▸ Fragmento del texto
|---|
Algunos eventos marcan colectivamente nuestra vida social. De algunos hemos aprendido. De otros no; nos encomendamos a los santos para que no vuelvan a pasar. Un ejemplo es la manera en que seguimos permitiendo que miles de compatriotas resuelvan su necesidad de vivienda asentándose en quebradas que, cada 10 o 20 años, pueden activarse por fenómenos naturales como El Niño. Nuestra cultura de prevención es casi nula. Cada cierto tiempo, tenemos un día cero para miles de personas.

“Día Cero” también es una campaña ciudadana, organizada por un colectivo de sociedad civil, que viene alertando sobre los riesgos que podría haber para una comunidad muy grande: Lima.

Nos invitan a reflexionar ¿qué pasaría si una de nuestras principales fuentes de agua se viera afectada?

Brindan información y comparten opiniones sobre posibles riesgos para quienes vivimos en la capital por la explotación del proyecto minero Ariana, en Marcapomacocha-Junín. Parte importante del agua que consumimos en Lima es llevada al río Rímac por un túnel que la trasvasa desde la cuenca del Mantaro. Según el plan maestro de SEDAPAL (2014), “el Sistema Marcapomacocha comprende el represamiento de 6 lagunas, así como canales conductores y… el túnel Trasandino Cuevas-Milloc. Actualmente [los] cuerpos de agua artificiales en la cuenca alta del río Mantaro… en conjunto tienen una capacidad total de 205,05 MMC de almacenamiento, que representa el 62% de todo el sistema de regulación del río Rímac”.
|---|
▸ Filas mostradas
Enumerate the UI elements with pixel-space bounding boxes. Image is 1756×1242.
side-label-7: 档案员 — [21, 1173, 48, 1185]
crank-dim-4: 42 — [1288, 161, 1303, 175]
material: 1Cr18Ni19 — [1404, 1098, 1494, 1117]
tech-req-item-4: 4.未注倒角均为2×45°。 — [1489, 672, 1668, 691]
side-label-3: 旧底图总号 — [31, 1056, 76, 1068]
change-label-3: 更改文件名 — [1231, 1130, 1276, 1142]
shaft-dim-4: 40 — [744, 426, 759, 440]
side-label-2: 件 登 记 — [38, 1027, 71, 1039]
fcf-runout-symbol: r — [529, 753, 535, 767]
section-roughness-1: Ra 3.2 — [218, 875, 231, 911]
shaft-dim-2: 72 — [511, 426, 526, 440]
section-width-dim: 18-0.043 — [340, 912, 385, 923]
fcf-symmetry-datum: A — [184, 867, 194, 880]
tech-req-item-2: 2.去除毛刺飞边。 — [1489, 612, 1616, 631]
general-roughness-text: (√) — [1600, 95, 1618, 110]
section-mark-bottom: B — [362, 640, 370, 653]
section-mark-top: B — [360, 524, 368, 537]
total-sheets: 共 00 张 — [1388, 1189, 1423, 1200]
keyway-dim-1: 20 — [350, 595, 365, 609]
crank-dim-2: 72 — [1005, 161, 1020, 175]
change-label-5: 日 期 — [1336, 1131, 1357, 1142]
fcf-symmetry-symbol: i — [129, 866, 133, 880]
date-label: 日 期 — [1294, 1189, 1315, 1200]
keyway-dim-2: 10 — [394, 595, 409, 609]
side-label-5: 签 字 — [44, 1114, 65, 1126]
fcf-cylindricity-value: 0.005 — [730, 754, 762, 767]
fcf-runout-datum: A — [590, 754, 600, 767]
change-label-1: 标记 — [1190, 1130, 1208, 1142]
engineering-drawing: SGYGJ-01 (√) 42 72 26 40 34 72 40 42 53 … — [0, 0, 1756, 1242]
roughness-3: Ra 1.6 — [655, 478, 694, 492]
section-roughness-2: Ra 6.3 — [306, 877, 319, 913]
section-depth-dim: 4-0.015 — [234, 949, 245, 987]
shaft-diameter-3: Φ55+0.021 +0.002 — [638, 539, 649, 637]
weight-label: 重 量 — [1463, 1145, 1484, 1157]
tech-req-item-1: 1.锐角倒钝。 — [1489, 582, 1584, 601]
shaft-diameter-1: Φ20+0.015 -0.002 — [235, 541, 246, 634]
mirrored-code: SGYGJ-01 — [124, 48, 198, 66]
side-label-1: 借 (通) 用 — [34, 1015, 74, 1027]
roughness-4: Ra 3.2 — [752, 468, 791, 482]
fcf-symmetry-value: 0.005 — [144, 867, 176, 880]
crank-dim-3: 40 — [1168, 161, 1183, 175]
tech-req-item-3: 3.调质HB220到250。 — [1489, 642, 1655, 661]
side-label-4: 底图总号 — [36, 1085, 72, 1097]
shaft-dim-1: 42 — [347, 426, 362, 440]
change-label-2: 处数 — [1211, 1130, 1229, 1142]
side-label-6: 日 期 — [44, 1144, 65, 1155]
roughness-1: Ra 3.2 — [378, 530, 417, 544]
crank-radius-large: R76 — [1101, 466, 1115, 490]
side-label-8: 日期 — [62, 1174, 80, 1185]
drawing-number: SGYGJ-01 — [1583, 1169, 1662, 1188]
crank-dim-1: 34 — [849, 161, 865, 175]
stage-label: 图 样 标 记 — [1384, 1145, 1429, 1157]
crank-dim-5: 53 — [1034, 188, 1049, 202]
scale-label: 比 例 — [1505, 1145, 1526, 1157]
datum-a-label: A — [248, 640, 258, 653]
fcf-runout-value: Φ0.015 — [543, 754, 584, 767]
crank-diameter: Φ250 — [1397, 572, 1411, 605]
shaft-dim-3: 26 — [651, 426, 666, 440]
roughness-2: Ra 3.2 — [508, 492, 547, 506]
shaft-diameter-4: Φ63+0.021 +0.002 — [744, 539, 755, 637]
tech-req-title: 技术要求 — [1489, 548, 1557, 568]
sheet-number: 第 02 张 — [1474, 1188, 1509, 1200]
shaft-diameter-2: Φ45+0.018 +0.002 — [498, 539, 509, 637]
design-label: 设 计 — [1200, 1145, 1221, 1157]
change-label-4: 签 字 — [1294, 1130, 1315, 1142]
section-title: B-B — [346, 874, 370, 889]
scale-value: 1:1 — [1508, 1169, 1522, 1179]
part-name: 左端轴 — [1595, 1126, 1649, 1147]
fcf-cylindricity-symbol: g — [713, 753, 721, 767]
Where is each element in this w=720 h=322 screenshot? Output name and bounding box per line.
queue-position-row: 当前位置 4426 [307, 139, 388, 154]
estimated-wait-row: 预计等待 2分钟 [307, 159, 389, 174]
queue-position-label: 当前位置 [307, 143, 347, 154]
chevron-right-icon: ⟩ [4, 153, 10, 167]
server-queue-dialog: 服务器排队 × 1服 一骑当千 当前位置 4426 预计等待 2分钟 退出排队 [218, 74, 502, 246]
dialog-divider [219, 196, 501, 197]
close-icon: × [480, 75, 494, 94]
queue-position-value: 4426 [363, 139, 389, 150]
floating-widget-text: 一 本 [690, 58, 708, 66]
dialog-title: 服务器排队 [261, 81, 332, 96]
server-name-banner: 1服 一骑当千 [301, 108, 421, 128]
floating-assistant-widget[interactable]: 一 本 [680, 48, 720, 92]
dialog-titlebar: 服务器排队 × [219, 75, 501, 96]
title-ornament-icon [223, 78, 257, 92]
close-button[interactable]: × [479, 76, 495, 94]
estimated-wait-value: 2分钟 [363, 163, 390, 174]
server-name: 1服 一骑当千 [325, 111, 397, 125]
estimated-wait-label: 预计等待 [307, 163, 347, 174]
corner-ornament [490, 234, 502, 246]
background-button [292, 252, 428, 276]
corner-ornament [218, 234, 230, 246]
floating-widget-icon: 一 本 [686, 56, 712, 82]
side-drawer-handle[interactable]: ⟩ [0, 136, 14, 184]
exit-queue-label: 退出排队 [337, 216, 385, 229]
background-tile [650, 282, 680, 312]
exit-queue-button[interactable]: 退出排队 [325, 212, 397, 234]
|---|
▸ Tarea
Prolonga el texto sobre la campaña Día Cero y el agua de Lima a partir de su última oración.

▸ Respuesta
Siendo presidenta de la Comisión de Vivienda del Congreso me tocó apoyar las acciones públicas de atención tras El Niño (2017). Si bien la parte más permanente del daño causado se centró en el norte del país, pude ver y vivir directamente el impacto que tuvimos la mayoría de limeños cuando SEDAPAL tuvo que cerrar la producción de la Atarjea. Por días, millones hacían colas en puntos de distribución de agua. Las cisternas, que ya tienen una labor grande llevando al casi millón de personas que no tienen acceso a la red oficial de SEDAPAL, no lograban multiplicarse al ritmo de la nueva urgencia. Este tiempo se grabó en mi memoria.

Un año después conocí informes de SEDAPAL por posibles riesgos del proyecto Ariana para el agua de Lima. No lo dudé, me sumé inmediatamente a la demanda de amparo para frenar este proyecto. El próximo jueves es la última audiencia. Ojalá gane nuestro derecho al agua.